**TASK INSTRUCTIONS:** Output all lines exactly.

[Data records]
* * * * * * *

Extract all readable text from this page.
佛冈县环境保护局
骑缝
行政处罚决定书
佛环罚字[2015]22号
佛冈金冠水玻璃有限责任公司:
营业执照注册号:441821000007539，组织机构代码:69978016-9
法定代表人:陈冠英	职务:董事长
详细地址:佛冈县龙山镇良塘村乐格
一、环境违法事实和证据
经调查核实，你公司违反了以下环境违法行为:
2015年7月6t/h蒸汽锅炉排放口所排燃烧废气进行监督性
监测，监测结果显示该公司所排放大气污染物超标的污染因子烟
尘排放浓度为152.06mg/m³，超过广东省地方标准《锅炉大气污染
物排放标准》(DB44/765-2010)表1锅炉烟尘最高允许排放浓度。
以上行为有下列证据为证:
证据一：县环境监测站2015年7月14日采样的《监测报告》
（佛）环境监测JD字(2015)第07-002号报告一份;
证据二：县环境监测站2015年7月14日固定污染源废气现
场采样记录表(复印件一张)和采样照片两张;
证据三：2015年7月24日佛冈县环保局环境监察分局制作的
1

* * * * * * *

**RESPONSE TO THIS TASK:**
Extract all readable text from this page.
佛冈县环境保护局
骑缝
行政处罚决定书
佛环罚字[2015]22号
佛冈金冠水玻璃有限责任公司:
营业执照注册号:441821000007539，组织机构代码:69978016-9
法定代表人:陈冠英	职务:董事长
详细地址:佛冈县龙山镇良塘村乐格
一、环境违法事实和证据
经调查核实，你公司违反了以下环境违法行为:
2015年7月6t/h蒸汽锅炉排放口所排燃烧废气进行监督性
监测，监测结果显示该公司所排放大气污染物超标的污染因子烟
尘排放浓度为152.06mg/m³，超过广东省地方标准《锅炉大气污染
物排放标准》(DB44/765-2010)表1锅炉烟尘最高允许排放浓度。
以上行为有下列证据为证:
证据一：县环境监测站2015年7月14日采样的《监测报告》
（佛）环境监测JD字(2015)第07-002号报告一份;
证据二：县环境监测站2015年7月14日固定污染源废气现
场采样记录表(复印件一张)和采样照片两张;
证据三：2015年7月24日佛冈县环保局环境监察分局制作的
1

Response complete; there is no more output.